Work to be completed: Each entry in the listing below should be restated word for word.

------ Data for this exercise ------

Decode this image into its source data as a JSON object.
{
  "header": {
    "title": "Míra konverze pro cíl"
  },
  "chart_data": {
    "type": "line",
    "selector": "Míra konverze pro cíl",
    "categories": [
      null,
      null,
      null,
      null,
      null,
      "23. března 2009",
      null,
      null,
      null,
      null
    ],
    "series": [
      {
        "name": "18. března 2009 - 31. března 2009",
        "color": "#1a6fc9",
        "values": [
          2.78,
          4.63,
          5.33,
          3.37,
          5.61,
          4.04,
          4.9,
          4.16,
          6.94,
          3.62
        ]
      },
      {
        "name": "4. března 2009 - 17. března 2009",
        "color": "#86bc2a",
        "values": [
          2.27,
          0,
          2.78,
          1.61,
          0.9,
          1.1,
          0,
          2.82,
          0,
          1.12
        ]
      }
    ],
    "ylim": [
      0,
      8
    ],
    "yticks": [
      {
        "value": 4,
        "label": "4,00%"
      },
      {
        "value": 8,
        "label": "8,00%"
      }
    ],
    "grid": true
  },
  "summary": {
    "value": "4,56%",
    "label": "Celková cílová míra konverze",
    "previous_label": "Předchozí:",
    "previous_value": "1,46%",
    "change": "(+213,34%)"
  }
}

------

Complete answer:
Decode this image into its source data as a JSON object.
{
  "header": {
    "title": "Míra konverze pro cíl"
  },
  "chart_data": {
    "type": "line",
    "selector": "Míra konverze pro cíl",
    "categories": [
      null,
      null,
      null,
      null,
      null,
      "23. března 2009",
      null,
      null,
      null,
      null
    ],
    "series": [
      {
        "name": "18. března 2009 - 31. března 2009",
        "color": "#1a6fc9",
        "values": [
          2.78,
          4.63,
          5.33,
          3.37,
          5.61,
          4.04,
          4.9,
          4.16,
          6.94,
          3.62
        ]
      },
      {
        "name": "4. března 2009 - 17. března 2009",
        "color": "#86bc2a",
        "values": [
          2.27,
          0,
          2.78,
          1.61,
          0.9,
          1.1,
          0,
          2.82,
          0,
          1.12
        ]
      }
    ],
    "ylim": [
      0,
      8
    ],
    "yticks": [
      {
        "value": 4,
        "label": "4,00%"
      },
      {
        "value": 8,
        "label": "8,00%"
      }
    ],
    "grid": true
  },
  "summary": {
    "value": "4,56%",
    "label": "Celková cílová míra konverze",
    "previous_label": "Předchozí:",
    "previous_value": "1,46%",
    "change": "(+213,34%)"
  }
}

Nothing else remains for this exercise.